> JOBS:
**1)** Reproduce word for word the part of the financial results excerpt between "Software engineering contract" and "and commercial companies.", inclusive.
**2)** Using the financial results excerpt, answer these:
(a) What were software engineering contract revenues for the three months ended March 31, 1999?
(b) What percentage of contract revenues did cost of contract revenues represent in 1998?
(c) How much were other expenses in 1999?

> EXCERPTED PASSAGE:

▼

Software engineering contract revenues increased 14.9% to $8.9 million for the
three months ended March 31, 1999 from $7.8 million for the three months ended
March 31, 1998. The increase is primarily attributable to new Year 2000
conversion orders with the State of Kansas as well as new orders from other
state governments and commercial companies.
COST OF CONTRACT REVENUES. Cost of contract revenues increased to $21.7
million, or 75.9% of contract revenues, in 1999 from $20.0 million, or 78.9%
of contract revenues, in 1998. This decrease in cost of contract revenues as a
percentage of contract revenues resulted primarily from the increase of higher
margin embedded systems contracts as a percentage of overall contract
revenues.
7
SG&A. Selling, general and administrative expenses (SG&A) for 1999 increased
to $4.4 million, or 15.5% of contract revenues, from $3.2 million, or 12.8% of
contract revenues, in 1998. The increase in SG&A reflects the Company's
continued investment in infrastructure and in the initiatives required to
implement the Company's marketing strategies, as well as increased focus on
commercial markets.
OTHER EXPENSES. Other expenses decreased to $0.4 million, or 1.4% of contract
revenues, in 1999 from $0.6 million, or 2.4% of contract revenues, in 1998.

▲

Region boundary data

▼

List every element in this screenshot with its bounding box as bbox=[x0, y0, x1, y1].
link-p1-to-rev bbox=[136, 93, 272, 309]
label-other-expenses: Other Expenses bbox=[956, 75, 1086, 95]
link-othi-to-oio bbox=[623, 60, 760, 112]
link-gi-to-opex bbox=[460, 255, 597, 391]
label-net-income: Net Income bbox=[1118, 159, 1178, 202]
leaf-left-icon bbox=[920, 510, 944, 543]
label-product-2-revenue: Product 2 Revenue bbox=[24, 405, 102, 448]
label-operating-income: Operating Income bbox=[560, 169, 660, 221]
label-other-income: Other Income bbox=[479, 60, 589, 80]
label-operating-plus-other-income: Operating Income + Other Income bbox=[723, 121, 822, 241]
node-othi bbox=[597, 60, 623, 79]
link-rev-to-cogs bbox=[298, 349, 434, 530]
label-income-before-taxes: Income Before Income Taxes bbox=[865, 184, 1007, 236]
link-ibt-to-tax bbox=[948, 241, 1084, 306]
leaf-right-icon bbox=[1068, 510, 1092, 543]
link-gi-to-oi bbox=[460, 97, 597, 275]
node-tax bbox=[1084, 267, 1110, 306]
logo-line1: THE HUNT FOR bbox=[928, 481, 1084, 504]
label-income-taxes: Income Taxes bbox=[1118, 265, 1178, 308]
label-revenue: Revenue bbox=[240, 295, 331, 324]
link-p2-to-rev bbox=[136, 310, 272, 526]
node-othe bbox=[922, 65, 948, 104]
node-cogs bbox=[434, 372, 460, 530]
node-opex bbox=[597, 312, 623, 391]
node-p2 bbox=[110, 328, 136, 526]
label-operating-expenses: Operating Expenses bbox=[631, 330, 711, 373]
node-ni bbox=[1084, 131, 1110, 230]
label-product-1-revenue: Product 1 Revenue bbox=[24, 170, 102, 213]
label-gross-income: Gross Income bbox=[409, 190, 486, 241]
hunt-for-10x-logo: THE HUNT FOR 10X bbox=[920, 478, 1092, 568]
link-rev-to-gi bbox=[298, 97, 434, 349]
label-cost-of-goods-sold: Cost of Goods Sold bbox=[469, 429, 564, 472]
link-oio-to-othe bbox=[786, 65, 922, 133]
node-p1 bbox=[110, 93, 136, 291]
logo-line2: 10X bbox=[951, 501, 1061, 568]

▲

> WORKED SOLUTIONS:
**1)**
Software engineering contract revenues increased 14.9% to $8.9 million for the
three months ended March 31, 1999 from $7.8 million for the three months ended
March 31, 1998. The increase is primarily attributable to new Year 2000
conversion orders with the State of Kansas as well as new orders from other
state governments and commercial companies.

**2)**
(a) $8.9 million
(b) 78.9%
(c) $0.4 million